DATA SUPPLIED:

^^^^^^^^

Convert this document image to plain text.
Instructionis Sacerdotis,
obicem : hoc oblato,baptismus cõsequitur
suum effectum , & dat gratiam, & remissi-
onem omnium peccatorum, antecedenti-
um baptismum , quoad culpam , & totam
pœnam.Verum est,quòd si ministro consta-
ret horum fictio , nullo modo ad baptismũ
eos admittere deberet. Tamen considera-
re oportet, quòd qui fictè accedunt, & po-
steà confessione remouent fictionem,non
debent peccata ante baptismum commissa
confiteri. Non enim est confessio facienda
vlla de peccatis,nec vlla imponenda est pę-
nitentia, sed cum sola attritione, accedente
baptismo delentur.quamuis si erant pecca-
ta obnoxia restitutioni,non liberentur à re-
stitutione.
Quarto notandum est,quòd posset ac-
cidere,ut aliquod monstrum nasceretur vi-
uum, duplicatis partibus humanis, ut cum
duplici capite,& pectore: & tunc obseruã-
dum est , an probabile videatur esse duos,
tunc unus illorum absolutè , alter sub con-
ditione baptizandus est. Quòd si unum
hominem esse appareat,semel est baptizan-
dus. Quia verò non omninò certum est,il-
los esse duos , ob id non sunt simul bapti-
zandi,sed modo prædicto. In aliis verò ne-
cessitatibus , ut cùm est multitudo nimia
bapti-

^^^^^^^^

WHAT TO DO:
Show the data once more, exactly as it was written.

ANSWER FOR THIS EXERCISE:
Convert this document image to plain text.
Instructionis Sacerdotis,
obicem : hoc oblato,baptismus cõsequitur
suum effectum , & dat gratiam, & remissi-
onem omnium peccatorum, antecedenti-
um baptismum , quoad culpam , & totam
pœnam.Verum est,quòd si ministro consta-
ret horum fictio , nullo modo ad baptismũ
eos admittere deberet. Tamen considera-
re oportet, quòd qui fictè accedunt, & po-
steà confessione remouent fictionem,non
debent peccata ante baptismum commissa
confiteri. Non enim est confessio facienda
vlla de peccatis,nec vlla imponenda est pę-
nitentia, sed cum sola attritione, accedente
baptismo delentur.quamuis si erant pecca-
ta obnoxia restitutioni,non liberentur à re-
stitutione.
Quarto notandum est,quòd posset ac-
cidere,ut aliquod monstrum nasceretur vi-
uum, duplicatis partibus humanis, ut cum
duplici capite,& pectore: & tunc obseruã-
dum est , an probabile videatur esse duos,
tunc unus illorum absolutè , alter sub con-
ditione baptizandus est. Quòd si unum
hominem esse appareat,semel est baptizan-
dus. Quia verò non omninò certum est,il-
los esse duos , ob id non sunt simul bapti-
zandi,sed modo prædicto. In aliis verò ne-
cessitatibus , ut cùm est multitudo nimia
bapti-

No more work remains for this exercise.